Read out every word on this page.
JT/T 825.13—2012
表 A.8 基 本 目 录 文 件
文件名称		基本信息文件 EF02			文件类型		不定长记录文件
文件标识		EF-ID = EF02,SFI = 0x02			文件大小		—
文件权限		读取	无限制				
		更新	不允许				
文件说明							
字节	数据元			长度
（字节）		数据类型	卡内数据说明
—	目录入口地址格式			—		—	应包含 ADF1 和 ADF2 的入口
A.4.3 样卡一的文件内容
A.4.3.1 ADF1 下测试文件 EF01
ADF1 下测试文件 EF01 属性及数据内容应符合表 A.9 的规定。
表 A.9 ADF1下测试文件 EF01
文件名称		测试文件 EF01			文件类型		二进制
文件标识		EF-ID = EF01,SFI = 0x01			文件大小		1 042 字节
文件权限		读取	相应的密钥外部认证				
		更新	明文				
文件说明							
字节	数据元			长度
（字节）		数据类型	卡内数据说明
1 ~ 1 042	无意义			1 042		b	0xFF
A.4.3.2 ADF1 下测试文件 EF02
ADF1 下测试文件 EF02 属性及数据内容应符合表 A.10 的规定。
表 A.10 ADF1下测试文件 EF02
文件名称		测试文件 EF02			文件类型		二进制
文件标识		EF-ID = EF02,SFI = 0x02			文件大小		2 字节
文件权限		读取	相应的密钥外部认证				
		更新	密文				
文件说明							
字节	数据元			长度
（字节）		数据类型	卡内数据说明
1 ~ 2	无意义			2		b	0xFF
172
────────
Type out the full listing again, exactly as given.

* [Answer for the task]
Read out every word on this page.
JT/T 825.13—2012
表 A.8 基 本 目 录 文 件
文件名称		基本信息文件 EF02			文件类型		不定长记录文件
文件标识		EF-ID = EF02,SFI = 0x02			文件大小		—
文件权限		读取	无限制				
		更新	不允许				
文件说明							
字节	数据元			长度
（字节）		数据类型	卡内数据说明
—	目录入口地址格式			—		—	应包含 ADF1 和 ADF2 的入口
A.4.3 样卡一的文件内容
A.4.3.1 ADF1 下测试文件 EF01
ADF1 下测试文件 EF01 属性及数据内容应符合表 A.9 的规定。
表 A.9 ADF1下测试文件 EF01
文件名称		测试文件 EF01			文件类型		二进制
文件标识		EF-ID = EF01,SFI = 0x01			文件大小		1 042 字节
文件权限		读取	相应的密钥外部认证				
		更新	明文				
文件说明							
字节	数据元			长度
（字节）		数据类型	卡内数据说明
1 ~ 1 042	无意义			1 042		b	0xFF
A.4.3.2 ADF1 下测试文件 EF02
ADF1 下测试文件 EF02 属性及数据内容应符合表 A.10 的规定。
表 A.10 ADF1下测试文件 EF02
文件名称		测试文件 EF02			文件类型		二进制
文件标识		EF-ID = EF02,SFI = 0x02			文件大小		2 字节
文件权限		读取	相应的密钥外部认证				
		更新	密文				
文件说明							
字节	数据元			长度
（字节）		数据类型	卡内数据说明
1 ~ 2	无意义			2		b	0xFF
172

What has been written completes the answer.